■ **Supplied data**:
•••

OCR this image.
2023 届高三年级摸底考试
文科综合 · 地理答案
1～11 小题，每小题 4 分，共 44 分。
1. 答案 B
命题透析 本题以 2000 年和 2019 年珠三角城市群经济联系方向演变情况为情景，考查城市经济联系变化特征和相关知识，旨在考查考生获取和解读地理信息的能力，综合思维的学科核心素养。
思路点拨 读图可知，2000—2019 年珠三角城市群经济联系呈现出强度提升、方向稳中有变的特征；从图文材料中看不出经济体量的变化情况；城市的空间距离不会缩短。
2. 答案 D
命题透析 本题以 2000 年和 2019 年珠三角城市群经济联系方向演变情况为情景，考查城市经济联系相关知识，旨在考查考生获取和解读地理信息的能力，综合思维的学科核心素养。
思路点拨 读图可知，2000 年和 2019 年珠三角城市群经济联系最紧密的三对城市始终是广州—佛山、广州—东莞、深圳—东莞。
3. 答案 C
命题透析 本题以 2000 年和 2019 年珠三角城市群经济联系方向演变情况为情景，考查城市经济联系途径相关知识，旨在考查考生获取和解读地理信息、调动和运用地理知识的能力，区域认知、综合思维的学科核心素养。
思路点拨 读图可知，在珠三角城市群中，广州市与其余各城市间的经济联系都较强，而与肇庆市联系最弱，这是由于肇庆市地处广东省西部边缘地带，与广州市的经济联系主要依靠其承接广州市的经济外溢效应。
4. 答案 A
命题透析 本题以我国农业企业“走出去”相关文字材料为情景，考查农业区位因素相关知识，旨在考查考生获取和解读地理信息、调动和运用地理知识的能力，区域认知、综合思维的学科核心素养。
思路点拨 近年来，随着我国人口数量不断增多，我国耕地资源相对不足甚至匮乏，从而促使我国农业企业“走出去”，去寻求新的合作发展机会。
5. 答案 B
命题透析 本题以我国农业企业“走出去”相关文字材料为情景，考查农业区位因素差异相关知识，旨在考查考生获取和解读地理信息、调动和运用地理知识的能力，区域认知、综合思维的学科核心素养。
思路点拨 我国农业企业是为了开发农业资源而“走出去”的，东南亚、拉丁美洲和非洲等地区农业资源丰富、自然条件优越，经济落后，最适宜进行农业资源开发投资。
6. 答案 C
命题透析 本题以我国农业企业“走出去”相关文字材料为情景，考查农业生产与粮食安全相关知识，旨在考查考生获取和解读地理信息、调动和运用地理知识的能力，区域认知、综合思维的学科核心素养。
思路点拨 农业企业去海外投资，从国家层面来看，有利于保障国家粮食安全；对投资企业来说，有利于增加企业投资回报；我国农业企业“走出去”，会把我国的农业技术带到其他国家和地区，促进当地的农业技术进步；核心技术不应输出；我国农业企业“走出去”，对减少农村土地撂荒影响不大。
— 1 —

•••

■ **What is being asked**: Output the entries exactly.

■ **Result of this task**:
OCR this image.
2023 届高三年级摸底考试
文科综合 · 地理答案
1～11 小题，每小题 4 分，共 44 分。
1. 答案 B
命题透析 本题以 2000 年和 2019 年珠三角城市群经济联系方向演变情况为情景，考查城市经济联系变化特征和相关知识，旨在考查考生获取和解读地理信息的能力，综合思维的学科核心素养。
思路点拨 读图可知，2000—2019 年珠三角城市群经济联系呈现出强度提升、方向稳中有变的特征；从图文材料中看不出经济体量的变化情况；城市的空间距离不会缩短。
2. 答案 D
命题透析 本题以 2000 年和 2019 年珠三角城市群经济联系方向演变情况为情景，考查城市经济联系相关知识，旨在考查考生获取和解读地理信息的能力，综合思维的学科核心素养。
思路点拨 读图可知，2000 年和 2019 年珠三角城市群经济联系最紧密的三对城市始终是广州—佛山、广州—东莞、深圳—东莞。
3. 答案 C
命题透析 本题以 2000 年和 2019 年珠三角城市群经济联系方向演变情况为情景，考查城市经济联系途径相关知识，旨在考查考生获取和解读地理信息、调动和运用地理知识的能力，区域认知、综合思维的学科核心素养。
思路点拨 读图可知，在珠三角城市群中，广州市与其余各城市间的经济联系都较强，而与肇庆市联系最弱，这是由于肇庆市地处广东省西部边缘地带，与广州市的经济联系主要依靠其承接广州市的经济外溢效应。
4. 答案 A
命题透析 本题以我国农业企业“走出去”相关文字材料为情景，考查农业区位因素相关知识，旨在考查考生获取和解读地理信息、调动和运用地理知识的能力，区域认知、综合思维的学科核心素养。
思路点拨 近年来，随着我国人口数量不断增多，我国耕地资源相对不足甚至匮乏，从而促使我国农业企业“走出去”，去寻求新的合作发展机会。
5. 答案 B
命题透析 本题以我国农业企业“走出去”相关文字材料为情景，考查农业区位因素差异相关知识，旨在考查考生获取和解读地理信息、调动和运用地理知识的能力，区域认知、综合思维的学科核心素养。
思路点拨 我国农业企业是为了开发农业资源而“走出去”的，东南亚、拉丁美洲和非洲等地区农业资源丰富、自然条件优越，经济落后，最适宜进行农业资源开发投资。
6. 答案 C
命题透析 本题以我国农业企业“走出去”相关文字材料为情景，考查农业生产与粮食安全相关知识，旨在考查考生获取和解读地理信息、调动和运用地理知识的能力，区域认知、综合思维的学科核心素养。
思路点拨 农业企业去海外投资，从国家层面来看，有利于保障国家粮食安全；对投资企业来说，有利于增加企业投资回报；我国农业企业“走出去”，会把我国的农业技术带到其他国家和地区，促进当地的农业技术进步；核心技术不应输出；我国农业企业“走出去”，对减少农村土地撂荒影响不大。
— 1 —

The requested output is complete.